= EXERCISE DESCRIPTION =
Among these lines, how many include "Mailboxes"? Answer only with the number.

--- start EXTRACTED DATA ---

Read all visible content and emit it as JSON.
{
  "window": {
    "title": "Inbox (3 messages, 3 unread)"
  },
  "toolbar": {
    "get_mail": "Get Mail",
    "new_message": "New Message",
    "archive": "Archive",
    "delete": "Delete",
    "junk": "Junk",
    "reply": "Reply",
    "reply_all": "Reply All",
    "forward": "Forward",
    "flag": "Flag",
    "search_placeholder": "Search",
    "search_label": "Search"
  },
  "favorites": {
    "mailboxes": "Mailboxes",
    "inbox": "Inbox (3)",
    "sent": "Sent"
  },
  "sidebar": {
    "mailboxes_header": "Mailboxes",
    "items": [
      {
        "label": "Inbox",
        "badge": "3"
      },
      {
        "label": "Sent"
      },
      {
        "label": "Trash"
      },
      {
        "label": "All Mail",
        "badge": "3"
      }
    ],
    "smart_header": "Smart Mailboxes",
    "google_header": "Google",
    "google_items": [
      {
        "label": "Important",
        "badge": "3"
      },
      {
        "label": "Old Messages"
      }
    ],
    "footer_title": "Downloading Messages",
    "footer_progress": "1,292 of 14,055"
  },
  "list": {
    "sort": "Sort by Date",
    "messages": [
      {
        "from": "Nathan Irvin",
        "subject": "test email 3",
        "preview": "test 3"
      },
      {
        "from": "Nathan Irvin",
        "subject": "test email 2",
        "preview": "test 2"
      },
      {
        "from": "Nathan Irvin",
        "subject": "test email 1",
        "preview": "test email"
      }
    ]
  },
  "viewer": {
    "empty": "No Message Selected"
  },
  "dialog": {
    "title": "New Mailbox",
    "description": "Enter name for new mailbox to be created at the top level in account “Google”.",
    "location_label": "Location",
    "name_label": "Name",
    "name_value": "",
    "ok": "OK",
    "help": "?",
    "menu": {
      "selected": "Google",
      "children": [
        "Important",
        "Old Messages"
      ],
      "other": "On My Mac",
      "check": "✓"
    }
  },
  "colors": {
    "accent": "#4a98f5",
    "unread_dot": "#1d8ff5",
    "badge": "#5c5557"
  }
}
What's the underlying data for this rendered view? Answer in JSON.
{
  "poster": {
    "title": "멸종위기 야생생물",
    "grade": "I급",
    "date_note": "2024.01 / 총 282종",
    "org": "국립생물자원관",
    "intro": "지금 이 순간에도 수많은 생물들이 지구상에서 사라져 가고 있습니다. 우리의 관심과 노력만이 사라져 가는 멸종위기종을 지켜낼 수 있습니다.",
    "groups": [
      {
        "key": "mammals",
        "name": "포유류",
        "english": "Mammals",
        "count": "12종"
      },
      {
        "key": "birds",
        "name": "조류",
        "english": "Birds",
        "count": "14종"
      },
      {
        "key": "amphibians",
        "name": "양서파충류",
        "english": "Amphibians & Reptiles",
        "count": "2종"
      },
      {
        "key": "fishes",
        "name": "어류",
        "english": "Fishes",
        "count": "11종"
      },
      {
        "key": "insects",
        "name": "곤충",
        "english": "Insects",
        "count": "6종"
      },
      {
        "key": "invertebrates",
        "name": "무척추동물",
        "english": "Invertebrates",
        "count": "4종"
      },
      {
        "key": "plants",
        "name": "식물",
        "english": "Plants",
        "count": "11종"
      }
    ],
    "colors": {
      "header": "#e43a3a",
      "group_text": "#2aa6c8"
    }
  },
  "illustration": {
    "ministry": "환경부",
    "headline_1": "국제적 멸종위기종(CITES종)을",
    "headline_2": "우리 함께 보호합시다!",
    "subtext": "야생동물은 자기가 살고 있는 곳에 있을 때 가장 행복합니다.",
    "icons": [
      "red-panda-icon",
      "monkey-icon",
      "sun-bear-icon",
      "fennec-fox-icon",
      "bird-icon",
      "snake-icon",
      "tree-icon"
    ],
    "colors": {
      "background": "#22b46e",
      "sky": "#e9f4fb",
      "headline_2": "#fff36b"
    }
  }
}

--- end EXTRACTED DATA ---

= ANSWER IN FULL =
3